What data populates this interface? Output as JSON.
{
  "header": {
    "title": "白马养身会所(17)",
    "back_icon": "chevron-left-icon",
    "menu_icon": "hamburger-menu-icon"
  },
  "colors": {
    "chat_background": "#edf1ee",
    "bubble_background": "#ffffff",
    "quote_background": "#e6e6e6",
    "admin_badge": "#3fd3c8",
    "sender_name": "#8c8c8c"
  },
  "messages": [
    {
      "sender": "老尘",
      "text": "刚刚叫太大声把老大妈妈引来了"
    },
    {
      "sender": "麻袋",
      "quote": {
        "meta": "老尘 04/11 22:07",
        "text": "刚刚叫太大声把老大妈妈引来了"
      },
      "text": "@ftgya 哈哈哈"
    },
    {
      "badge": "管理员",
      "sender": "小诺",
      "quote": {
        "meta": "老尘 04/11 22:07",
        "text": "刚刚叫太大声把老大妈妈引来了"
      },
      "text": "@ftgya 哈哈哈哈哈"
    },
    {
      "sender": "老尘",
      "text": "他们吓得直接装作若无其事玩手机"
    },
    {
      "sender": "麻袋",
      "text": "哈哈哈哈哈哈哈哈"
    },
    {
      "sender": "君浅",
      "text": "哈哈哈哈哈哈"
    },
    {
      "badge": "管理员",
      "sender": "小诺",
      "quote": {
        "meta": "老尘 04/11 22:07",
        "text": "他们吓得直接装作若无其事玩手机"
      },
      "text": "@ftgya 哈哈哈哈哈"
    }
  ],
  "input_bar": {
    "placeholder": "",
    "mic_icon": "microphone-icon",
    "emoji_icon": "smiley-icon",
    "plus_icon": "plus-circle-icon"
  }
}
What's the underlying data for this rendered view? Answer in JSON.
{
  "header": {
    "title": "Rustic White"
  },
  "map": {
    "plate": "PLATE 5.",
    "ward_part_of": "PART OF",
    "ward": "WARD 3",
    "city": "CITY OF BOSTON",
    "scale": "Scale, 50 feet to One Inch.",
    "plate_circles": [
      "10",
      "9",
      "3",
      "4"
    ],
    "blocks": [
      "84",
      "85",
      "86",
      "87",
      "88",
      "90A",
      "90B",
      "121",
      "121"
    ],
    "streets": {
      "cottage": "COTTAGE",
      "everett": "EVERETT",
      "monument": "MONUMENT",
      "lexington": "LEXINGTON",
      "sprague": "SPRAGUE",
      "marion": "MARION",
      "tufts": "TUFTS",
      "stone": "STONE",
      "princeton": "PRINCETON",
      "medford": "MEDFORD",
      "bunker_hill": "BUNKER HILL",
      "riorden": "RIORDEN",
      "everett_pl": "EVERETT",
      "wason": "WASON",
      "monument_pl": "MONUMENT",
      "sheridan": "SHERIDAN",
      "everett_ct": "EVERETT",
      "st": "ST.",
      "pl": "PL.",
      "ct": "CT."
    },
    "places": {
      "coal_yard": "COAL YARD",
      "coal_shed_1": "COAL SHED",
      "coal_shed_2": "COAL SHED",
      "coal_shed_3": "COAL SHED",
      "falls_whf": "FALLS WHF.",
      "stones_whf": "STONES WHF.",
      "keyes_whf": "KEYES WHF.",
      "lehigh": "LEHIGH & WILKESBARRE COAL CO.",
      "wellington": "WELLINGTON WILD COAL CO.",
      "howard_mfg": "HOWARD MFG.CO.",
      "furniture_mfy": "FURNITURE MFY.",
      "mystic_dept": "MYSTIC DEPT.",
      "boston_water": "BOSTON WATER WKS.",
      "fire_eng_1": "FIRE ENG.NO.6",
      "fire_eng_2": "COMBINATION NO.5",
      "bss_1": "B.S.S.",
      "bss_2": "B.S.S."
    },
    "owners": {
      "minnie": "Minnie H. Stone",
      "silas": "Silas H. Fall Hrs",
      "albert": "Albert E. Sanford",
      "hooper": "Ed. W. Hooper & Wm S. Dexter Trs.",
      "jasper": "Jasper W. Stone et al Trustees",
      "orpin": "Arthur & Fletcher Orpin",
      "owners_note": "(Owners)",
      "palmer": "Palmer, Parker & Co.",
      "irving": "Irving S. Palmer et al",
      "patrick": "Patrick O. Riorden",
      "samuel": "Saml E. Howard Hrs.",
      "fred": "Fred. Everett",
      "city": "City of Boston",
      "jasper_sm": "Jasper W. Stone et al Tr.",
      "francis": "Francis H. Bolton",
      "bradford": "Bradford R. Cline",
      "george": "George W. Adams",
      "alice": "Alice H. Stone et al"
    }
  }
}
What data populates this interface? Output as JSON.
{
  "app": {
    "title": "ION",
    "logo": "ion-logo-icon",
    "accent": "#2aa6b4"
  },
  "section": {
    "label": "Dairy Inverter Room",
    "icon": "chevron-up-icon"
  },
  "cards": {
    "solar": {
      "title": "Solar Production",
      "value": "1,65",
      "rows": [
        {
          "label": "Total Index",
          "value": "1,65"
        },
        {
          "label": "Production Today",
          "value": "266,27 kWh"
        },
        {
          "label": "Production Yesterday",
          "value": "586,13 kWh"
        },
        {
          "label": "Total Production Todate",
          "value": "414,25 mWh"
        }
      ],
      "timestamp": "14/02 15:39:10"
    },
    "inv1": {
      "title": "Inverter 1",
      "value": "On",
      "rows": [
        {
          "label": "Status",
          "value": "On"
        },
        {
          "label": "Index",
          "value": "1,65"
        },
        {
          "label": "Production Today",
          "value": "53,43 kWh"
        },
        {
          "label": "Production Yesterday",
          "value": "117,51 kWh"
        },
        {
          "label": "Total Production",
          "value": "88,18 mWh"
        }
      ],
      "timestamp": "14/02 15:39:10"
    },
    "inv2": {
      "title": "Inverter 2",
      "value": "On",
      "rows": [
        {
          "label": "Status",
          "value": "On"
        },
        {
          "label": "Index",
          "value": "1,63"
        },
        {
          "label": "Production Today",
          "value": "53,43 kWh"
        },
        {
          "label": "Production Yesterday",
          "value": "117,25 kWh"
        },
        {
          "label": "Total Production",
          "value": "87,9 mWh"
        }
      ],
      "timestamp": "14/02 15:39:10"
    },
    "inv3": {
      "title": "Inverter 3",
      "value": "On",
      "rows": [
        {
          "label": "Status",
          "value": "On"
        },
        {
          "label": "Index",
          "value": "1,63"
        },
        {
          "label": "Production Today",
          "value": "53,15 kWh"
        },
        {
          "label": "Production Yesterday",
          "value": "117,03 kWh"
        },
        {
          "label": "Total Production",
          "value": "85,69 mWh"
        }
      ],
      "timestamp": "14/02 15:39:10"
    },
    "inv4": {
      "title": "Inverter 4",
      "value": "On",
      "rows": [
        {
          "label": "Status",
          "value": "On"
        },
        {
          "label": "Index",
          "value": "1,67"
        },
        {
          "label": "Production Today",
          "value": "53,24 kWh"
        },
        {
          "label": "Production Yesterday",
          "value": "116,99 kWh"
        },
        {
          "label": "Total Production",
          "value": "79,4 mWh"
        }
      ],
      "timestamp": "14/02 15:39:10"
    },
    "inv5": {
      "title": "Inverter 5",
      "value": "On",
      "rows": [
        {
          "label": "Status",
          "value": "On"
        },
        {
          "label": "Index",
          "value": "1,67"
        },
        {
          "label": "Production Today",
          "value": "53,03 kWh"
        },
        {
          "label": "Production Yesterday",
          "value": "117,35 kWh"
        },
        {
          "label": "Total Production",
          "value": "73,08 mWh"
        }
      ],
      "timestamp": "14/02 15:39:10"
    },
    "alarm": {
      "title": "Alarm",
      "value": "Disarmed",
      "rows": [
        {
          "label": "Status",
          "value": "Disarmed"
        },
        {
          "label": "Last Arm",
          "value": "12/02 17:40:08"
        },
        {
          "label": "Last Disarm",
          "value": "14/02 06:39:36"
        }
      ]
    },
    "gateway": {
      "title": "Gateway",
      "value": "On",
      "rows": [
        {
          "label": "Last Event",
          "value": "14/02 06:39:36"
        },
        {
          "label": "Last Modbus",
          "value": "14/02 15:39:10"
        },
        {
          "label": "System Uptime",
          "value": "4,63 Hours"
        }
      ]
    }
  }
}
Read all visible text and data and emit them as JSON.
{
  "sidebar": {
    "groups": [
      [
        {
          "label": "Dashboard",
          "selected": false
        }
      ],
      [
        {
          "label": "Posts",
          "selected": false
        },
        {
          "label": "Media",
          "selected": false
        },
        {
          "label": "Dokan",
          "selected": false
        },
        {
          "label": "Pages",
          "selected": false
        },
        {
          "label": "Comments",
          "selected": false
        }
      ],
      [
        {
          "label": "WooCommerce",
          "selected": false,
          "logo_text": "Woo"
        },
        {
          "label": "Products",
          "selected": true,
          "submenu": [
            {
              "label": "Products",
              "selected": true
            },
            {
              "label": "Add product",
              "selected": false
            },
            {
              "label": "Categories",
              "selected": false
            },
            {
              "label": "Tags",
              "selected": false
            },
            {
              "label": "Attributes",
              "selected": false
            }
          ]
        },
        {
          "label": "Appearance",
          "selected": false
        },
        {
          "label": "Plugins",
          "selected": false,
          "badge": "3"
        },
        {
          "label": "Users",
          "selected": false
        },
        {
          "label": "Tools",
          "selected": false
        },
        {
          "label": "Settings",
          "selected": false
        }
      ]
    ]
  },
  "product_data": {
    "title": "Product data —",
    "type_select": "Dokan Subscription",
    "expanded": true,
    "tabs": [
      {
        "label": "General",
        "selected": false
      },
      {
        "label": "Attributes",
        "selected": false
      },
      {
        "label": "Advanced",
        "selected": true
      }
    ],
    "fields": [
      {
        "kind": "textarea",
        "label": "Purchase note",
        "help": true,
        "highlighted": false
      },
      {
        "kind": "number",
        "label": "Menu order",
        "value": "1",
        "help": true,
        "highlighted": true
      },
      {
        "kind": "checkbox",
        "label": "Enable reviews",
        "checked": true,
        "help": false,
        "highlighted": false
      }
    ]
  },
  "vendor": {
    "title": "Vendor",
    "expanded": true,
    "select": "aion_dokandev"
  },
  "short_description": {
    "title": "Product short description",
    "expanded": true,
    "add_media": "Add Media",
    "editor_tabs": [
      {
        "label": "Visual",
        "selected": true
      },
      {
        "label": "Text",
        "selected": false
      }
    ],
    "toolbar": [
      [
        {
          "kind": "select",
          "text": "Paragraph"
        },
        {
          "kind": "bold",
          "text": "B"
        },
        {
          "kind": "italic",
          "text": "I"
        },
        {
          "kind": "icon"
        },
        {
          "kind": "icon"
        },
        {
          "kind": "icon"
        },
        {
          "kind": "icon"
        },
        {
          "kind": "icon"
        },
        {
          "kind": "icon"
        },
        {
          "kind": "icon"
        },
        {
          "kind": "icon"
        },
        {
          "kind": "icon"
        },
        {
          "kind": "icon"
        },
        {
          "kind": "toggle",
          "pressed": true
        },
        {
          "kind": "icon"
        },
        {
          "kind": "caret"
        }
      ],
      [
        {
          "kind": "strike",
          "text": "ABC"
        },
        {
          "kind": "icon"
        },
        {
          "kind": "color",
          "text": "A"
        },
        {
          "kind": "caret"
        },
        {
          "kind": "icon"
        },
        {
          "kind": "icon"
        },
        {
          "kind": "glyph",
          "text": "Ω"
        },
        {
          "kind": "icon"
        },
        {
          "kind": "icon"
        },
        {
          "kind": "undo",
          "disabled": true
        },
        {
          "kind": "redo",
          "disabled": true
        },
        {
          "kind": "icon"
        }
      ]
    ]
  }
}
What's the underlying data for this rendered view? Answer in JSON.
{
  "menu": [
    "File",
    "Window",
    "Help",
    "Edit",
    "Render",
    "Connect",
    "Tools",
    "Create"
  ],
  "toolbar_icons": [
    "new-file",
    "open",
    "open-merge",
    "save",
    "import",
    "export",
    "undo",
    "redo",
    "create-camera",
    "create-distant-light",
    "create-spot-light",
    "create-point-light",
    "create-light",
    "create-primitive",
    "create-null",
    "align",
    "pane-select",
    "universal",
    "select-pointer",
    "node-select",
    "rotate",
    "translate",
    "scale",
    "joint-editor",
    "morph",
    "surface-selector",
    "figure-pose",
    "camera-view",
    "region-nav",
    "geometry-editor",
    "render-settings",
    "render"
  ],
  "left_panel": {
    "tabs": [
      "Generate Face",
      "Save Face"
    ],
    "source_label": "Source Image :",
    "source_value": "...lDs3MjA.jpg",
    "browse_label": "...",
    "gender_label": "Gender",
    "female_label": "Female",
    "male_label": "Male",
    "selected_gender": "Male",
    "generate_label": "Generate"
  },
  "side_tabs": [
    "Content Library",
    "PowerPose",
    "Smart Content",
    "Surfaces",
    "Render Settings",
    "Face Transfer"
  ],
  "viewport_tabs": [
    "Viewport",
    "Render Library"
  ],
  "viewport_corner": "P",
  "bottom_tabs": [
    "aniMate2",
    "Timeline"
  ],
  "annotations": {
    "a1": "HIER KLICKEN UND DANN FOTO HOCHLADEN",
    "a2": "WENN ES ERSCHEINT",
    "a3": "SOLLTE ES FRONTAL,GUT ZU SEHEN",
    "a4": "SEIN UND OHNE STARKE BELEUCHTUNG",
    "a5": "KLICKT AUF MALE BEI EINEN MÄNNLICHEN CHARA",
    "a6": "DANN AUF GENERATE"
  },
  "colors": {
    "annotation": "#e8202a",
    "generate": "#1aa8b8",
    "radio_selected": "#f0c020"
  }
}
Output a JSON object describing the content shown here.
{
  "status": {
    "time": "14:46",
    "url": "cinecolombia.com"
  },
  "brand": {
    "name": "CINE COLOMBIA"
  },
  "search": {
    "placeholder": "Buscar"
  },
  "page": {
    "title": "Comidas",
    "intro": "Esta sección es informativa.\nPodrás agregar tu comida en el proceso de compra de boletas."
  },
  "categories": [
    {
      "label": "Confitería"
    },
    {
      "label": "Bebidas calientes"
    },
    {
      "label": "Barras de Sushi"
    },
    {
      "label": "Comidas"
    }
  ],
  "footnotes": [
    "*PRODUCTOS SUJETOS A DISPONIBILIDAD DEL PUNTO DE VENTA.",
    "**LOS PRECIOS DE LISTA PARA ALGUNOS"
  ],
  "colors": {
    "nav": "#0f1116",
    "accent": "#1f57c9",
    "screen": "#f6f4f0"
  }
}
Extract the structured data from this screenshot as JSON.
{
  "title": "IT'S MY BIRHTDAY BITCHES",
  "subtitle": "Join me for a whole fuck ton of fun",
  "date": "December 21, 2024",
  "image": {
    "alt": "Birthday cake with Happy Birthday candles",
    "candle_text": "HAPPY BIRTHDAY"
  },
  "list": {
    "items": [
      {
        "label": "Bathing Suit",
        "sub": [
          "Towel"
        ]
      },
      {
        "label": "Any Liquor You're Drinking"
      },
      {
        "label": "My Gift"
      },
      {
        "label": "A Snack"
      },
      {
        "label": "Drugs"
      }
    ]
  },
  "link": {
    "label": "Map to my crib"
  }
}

──────────

TASK TO CARRY OUT: From the data above, count the lines where "scale" occurs and give that figure and nothing else.

FINISHED TASK: 2